## Exercise description
Would you extract the whole listing below and retype it exactly?

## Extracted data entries
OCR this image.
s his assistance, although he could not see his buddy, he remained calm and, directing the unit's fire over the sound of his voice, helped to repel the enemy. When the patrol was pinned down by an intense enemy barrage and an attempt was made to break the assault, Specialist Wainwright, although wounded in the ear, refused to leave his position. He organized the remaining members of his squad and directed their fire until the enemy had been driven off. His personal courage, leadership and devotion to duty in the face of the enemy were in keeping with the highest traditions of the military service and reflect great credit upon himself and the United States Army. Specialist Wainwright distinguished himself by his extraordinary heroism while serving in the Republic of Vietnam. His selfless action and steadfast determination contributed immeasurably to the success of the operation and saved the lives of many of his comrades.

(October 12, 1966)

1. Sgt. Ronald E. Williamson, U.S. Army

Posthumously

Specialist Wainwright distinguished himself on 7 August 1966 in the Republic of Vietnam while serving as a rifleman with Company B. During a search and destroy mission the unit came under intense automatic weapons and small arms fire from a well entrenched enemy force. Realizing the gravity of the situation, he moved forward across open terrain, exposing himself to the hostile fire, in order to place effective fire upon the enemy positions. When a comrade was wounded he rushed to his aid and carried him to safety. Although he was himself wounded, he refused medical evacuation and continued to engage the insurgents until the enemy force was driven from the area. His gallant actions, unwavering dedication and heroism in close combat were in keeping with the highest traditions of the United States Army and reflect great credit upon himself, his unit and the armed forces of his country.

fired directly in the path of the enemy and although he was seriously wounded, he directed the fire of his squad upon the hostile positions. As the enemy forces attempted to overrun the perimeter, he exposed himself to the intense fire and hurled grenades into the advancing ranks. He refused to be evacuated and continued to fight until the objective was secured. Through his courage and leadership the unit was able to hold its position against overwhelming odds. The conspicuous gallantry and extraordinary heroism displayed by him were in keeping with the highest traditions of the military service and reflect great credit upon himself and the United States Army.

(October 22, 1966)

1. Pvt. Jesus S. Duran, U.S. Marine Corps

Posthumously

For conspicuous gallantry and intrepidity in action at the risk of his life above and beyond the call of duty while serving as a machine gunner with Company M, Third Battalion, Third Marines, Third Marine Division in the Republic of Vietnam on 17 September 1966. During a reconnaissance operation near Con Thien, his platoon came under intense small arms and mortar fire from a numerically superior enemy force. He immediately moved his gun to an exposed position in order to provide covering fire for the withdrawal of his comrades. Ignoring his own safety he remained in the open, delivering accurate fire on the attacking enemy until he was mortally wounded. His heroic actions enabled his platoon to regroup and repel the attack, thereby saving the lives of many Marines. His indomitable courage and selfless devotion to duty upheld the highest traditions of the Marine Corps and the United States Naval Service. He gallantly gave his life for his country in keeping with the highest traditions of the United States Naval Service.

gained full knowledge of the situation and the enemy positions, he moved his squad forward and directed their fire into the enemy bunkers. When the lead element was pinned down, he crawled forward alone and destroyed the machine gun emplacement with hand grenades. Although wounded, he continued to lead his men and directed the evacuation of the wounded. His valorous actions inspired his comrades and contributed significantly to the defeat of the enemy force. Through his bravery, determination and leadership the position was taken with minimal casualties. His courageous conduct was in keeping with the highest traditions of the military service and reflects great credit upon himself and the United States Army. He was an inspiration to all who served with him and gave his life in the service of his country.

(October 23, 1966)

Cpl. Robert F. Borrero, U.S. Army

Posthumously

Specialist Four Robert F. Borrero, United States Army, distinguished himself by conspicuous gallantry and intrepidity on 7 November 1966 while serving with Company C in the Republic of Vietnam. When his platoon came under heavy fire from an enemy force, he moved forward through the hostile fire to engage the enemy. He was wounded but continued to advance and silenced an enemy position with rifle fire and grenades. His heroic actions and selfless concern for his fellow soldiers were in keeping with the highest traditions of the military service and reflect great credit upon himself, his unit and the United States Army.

## Response to this exercise
OCR this image.
s his assistance, although he could not see his buddy, he remained calm and, directing the unit's fire over the sound of his voice, helped to repel the enemy. When the patrol was pinned down by an intense enemy barrage and an attempt was made to break the assault, Specialist Wainwright, although wounded in the ear, refused to leave his position. He organized the remaining members of his squad and directed their fire until the enemy had been driven off. His personal courage, leadership and devotion to duty in the face of the enemy were in keeping with the highest traditions of the military service and reflect great credit upon himself and the United States Army. Specialist Wainwright distinguished himself by his extraordinary heroism while serving in the Republic of Vietnam. His selfless action and steadfast determination contributed immeasurably to the success of the operation and saved the lives of many of his comrades.

(October 12, 1966)

1. Sgt. Ronald E. Williamson, U.S. Army

Posthumously

Specialist Wainwright distinguished himself on 7 August 1966 in the Republic of Vietnam while serving as a rifleman with Company B. During a search and destroy mission the unit came under intense automatic weapons and small arms fire from a well entrenched enemy force. Realizing the gravity of the situation, he moved forward across open terrain, exposing himself to the hostile fire, in order to place effective fire upon the enemy positions. When a comrade was wounded he rushed to his aid and carried him to safety. Although he was himself wounded, he refused medical evacuation and continued to engage the insurgents until the enemy force was driven from the area. His gallant actions, unwavering dedication and heroism in close combat were in keeping with the highest traditions of the United States Army and reflect great credit upon himself, his unit and the armed forces of his country.

fired directly in the path of the enemy and although he was seriously wounded, he directed the fire of his squad upon the hostile positions. As the enemy forces attempted to overrun the perimeter, he exposed himself to the intense fire and hurled grenades into the advancing ranks. He refused to be evacuated and continued to fight until the objective was secured. Through his courage and leadership the unit was able to hold its position against overwhelming odds. The conspicuous gallantry and extraordinary heroism displayed by him were in keeping with the highest traditions of the military service and reflect great credit upon himself and the United States Army.

(October 22, 1966)

1. Pvt. Jesus S. Duran, U.S. Marine Corps

Posthumously

For conspicuous gallantry and intrepidity in action at the risk of his life above and beyond the call of duty while serving as a machine gunner with Company M, Third Battalion, Third Marines, Third Marine Division in the Republic of Vietnam on 17 September 1966. During a reconnaissance operation near Con Thien, his platoon came under intense small arms and mortar fire from a numerically superior enemy force. He immediately moved his gun to an exposed position in order to provide covering fire for the withdrawal of his comrades. Ignoring his own safety he remained in the open, delivering accurate fire on the attacking enemy until he was mortally wounded. His heroic actions enabled his platoon to regroup and repel the attack, thereby saving the lives of many Marines. His indomitable courage and selfless devotion to duty upheld the highest traditions of the Marine Corps and the United States Naval Service. He gallantly gave his life for his country in keeping with the highest traditions of the United States Naval Service.

gained full knowledge of the situation and the enemy positions, he moved his squad forward and directed their fire into the enemy bunkers. When the lead element was pinned down, he crawled forward alone and destroyed the machine gun emplacement with hand grenades. Although wounded, he continued to lead his men and directed the evacuation of the wounded. His valorous actions inspired his comrades and contributed significantly to the defeat of the enemy force. Through his bravery, determination and leadership the position was taken with minimal casualties. His courageous conduct was in keeping with the highest traditions of the military service and reflects great credit upon himself and the United States Army. He was an inspiration to all who served with him and gave his life in the service of his country.

(October 23, 1966)

Cpl. Robert F. Borrero, U.S. Army

Posthumously

Specialist Four Robert F. Borrero, United States Army, distinguished himself by conspicuous gallantry and intrepidity on 7 November 1966 while serving with Company C in the Republic of Vietnam. When his platoon came under heavy fire from an enemy force, he moved forward through the hostile fire to engage the enemy. He was wounded but continued to advance and silenced an enemy position with rifle fire and grenades. His heroic actions and selfless concern for his fellow soldiers were in keeping with the highest traditions of the military service and reflect great credit upon himself, his unit and the United States Army.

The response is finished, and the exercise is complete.